The exercise: Word for word, restate every line of the listing that follows.

Data listing

##############################

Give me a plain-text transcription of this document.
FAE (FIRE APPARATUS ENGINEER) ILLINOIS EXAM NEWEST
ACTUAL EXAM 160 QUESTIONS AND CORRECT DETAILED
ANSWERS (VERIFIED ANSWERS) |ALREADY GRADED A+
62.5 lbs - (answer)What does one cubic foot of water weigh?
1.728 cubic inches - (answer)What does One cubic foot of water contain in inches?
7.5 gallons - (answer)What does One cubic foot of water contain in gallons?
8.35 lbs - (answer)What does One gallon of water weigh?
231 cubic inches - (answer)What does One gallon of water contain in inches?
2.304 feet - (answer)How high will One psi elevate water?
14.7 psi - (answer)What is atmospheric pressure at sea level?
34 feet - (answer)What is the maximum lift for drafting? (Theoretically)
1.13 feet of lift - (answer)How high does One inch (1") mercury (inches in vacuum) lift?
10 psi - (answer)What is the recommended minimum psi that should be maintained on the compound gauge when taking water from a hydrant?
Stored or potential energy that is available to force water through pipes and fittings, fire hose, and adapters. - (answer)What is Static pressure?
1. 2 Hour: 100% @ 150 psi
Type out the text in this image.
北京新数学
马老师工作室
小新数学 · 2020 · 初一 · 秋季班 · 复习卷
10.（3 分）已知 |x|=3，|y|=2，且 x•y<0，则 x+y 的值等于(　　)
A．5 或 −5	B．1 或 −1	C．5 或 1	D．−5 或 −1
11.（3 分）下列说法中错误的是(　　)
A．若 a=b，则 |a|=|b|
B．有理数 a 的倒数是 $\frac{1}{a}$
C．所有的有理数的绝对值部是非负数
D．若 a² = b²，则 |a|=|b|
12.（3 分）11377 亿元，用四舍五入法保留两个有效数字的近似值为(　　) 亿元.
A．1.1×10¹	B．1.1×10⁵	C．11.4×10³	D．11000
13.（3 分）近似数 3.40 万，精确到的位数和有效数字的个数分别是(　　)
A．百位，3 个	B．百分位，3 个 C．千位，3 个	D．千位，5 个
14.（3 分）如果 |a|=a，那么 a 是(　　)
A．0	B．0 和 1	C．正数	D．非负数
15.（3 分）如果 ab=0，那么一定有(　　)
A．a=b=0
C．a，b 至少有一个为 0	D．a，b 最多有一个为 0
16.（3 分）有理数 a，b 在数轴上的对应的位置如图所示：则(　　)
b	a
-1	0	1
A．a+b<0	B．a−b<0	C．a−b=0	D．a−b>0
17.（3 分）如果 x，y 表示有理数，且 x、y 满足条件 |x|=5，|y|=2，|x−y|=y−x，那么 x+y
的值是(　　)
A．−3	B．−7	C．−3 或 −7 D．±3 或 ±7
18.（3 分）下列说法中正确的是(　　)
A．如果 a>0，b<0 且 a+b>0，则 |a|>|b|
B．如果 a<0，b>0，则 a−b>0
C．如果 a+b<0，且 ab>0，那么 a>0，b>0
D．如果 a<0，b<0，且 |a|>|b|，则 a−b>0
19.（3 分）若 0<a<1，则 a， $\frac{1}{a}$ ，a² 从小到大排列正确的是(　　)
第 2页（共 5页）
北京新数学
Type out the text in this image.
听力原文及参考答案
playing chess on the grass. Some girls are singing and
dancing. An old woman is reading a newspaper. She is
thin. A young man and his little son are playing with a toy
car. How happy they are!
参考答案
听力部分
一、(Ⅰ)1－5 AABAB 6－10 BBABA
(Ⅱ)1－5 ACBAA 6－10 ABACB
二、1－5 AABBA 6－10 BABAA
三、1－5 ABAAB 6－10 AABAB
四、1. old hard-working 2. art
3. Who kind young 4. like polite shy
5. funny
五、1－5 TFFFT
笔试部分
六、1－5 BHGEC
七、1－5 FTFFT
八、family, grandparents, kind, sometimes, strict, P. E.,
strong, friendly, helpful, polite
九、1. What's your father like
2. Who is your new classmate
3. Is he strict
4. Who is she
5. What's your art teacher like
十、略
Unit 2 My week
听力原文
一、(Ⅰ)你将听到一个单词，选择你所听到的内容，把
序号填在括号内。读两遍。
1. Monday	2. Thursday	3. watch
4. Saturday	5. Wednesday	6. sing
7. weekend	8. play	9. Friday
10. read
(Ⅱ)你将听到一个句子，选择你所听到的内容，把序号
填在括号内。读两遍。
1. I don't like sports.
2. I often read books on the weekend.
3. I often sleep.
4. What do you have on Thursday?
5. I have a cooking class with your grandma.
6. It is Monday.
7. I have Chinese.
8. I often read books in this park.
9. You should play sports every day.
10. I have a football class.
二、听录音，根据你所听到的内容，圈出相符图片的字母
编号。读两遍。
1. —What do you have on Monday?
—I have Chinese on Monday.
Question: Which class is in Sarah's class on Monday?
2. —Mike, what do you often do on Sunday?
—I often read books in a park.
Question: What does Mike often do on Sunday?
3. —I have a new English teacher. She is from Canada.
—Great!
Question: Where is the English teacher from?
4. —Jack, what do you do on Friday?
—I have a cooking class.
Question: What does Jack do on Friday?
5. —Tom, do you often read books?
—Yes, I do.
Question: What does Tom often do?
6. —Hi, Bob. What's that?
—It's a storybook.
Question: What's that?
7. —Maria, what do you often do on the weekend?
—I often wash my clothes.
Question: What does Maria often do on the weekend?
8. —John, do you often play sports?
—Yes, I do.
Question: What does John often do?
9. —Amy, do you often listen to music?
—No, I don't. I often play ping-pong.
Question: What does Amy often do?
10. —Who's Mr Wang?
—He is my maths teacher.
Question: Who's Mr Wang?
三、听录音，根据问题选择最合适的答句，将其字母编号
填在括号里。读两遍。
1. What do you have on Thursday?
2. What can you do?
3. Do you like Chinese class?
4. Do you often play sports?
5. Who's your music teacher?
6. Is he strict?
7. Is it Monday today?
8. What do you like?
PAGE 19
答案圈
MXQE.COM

##############################

Answer in full:
Give me a plain-text transcription of this document.
FAE (FIRE APPARATUS ENGINEER) ILLINOIS EXAM NEWEST
ACTUAL EXAM 160 QUESTIONS AND CORRECT DETAILED
ANSWERS (VERIFIED ANSWERS) |ALREADY GRADED A+
62.5 lbs - (answer)What does one cubic foot of water weigh?
1.728 cubic inches - (answer)What does One cubic foot of water contain in inches?
7.5 gallons - (answer)What does One cubic foot of water contain in gallons?
8.35 lbs - (answer)What does One gallon of water weigh?
231 cubic inches - (answer)What does One gallon of water contain in inches?
2.304 feet - (answer)How high will One psi elevate water?
14.7 psi - (answer)What is atmospheric pressure at sea level?
34 feet - (answer)What is the maximum lift for drafting? (Theoretically)
1.13 feet of lift - (answer)How high does One inch (1") mercury (inches in vacuum) lift?
10 psi - (answer)What is the recommended minimum psi that should be maintained on the compound gauge when taking water from a hydrant?
Stored or potential energy that is available to force water through pipes and fittings, fire hose, and adapters. - (answer)What is Static pressure?
1. 2 Hour: 100% @ 150 psi
Type out the text in this image.
北京新数学
马老师工作室
小新数学 · 2020 · 初一 · 秋季班 · 复习卷
10.（3 分）已知 |x|=3，|y|=2，且 x•y<0，则 x+y 的值等于(　　)
A．5 或 −5	B．1 或 −1	C．5 或 1	D．−5 或 −1
11.（3 分）下列说法中错误的是(　　)
A．若 a=b，则 |a|=|b|
B．有理数 a 的倒数是 $\frac{1}{a}$
C．所有的有理数的绝对值部是非负数
D．若 a² = b²，则 |a|=|b|
12.（3 分）11377 亿元，用四舍五入法保留两个有效数字的近似值为(　　) 亿元.
A．1.1×10¹	B．1.1×10⁵	C．11.4×10³	D．11000
13.（3 分）近似数 3.40 万，精确到的位数和有效数字的个数分别是(　　)
A．百位，3 个	B．百分位，3 个 C．千位，3 个	D．千位，5 个
14.（3 分）如果 |a|=a，那么 a 是(　　)
A．0	B．0 和 1	C．正数	D．非负数
15.（3 分）如果 ab=0，那么一定有(　　)
A．a=b=0
C．a，b 至少有一个为 0	D．a，b 最多有一个为 0
16.（3 分）有理数 a，b 在数轴上的对应的位置如图所示：则(　　)
b	a
-1	0	1
A．a+b<0	B．a−b<0	C．a−b=0	D．a−b>0
17.（3 分）如果 x，y 表示有理数，且 x、y 满足条件 |x|=5，|y|=2，|x−y|=y−x，那么 x+y
的值是(　　)
A．−3	B．−7	C．−3 或 −7 D．±3 或 ±7
18.（3 分）下列说法中正确的是(　　)
A．如果 a>0，b<0 且 a+b>0，则 |a|>|b|
B．如果 a<0，b>0，则 a−b>0
C．如果 a+b<0，且 ab>0，那么 a>0，b>0
D．如果 a<0，b<0，且 |a|>|b|，则 a−b>0
19.（3 分）若 0<a<1，则 a， $\frac{1}{a}$ ，a² 从小到大排列正确的是(　　)
第 2页（共 5页）
北京新数学
Type out the text in this image.
听力原文及参考答案
playing chess on the grass. Some girls are singing and
dancing. An old woman is reading a newspaper. She is
thin. A young man and his little son are playing with a toy
car. How happy they are!
参考答案
听力部分
一、(Ⅰ)1－5 AABAB 6－10 BBABA
(Ⅱ)1－5 ACBAA 6－10 ABACB
二、1－5 AABBA 6－10 BABAA
三、1－5 ABAAB 6－10 AABAB
四、1. old hard-working 2. art
3. Who kind young 4. like polite shy
5. funny
五、1－5 TFFFT
笔试部分
六、1－5 BHGEC
七、1－5 FTFFT
八、family, grandparents, kind, sometimes, strict, P. E.,
strong, friendly, helpful, polite
九、1. What's your father like
2. Who is your new classmate
3. Is he strict
4. Who is she
5. What's your art teacher like
十、略
Unit 2 My week
听力原文
一、(Ⅰ)你将听到一个单词，选择你所听到的内容，把
序号填在括号内。读两遍。
1. Monday	2. Thursday	3. watch
4. Saturday	5. Wednesday	6. sing
7. weekend	8. play	9. Friday
10. read
(Ⅱ)你将听到一个句子，选择你所听到的内容，把序号
填在括号内。读两遍。
1. I don't like sports.
2. I often read books on the weekend.
3. I often sleep.
4. What do you have on Thursday?
5. I have a cooking class with your grandma.
6. It is Monday.
7. I have Chinese.
8. I often read books in this park.
9. You should play sports every day.
10. I have a football class.
二、听录音，根据你所听到的内容，圈出相符图片的字母
编号。读两遍。
1. —What do you have on Monday?
—I have Chinese on Monday.
Question: Which class is in Sarah's class on Monday?
2. —Mike, what do you often do on Sunday?
—I often read books in a park.
Question: What does Mike often do on Sunday?
3. —I have a new English teacher. She is from Canada.
—Great!
Question: Where is the English teacher from?
4. —Jack, what do you do on Friday?
—I have a cooking class.
Question: What does Jack do on Friday?
5. —Tom, do you often read books?
—Yes, I do.
Question: What does Tom often do?
6. —Hi, Bob. What's that?
—It's a storybook.
Question: What's that?
7. —Maria, what do you often do on the weekend?
—I often wash my clothes.
Question: What does Maria often do on the weekend?
8. —John, do you often play sports?
—Yes, I do.
Question: What does John often do?
9. —Amy, do you often listen to music?
—No, I don't. I often play ping-pong.
Question: What does Amy often do?
10. —Who's Mr Wang?
—He is my maths teacher.
Question: Who's Mr Wang?
三、听录音，根据问题选择最合适的答句，将其字母编号
填在括号里。读两遍。
1. What do you have on Thursday?
2. What can you do?
3. Do you like Chinese class?
4. Do you often play sports?
5. Who's your music teacher?
6. Is he strict?
7. Is it Monday today?
8. What do you like?
PAGE 19
答案圈
MXQE.COM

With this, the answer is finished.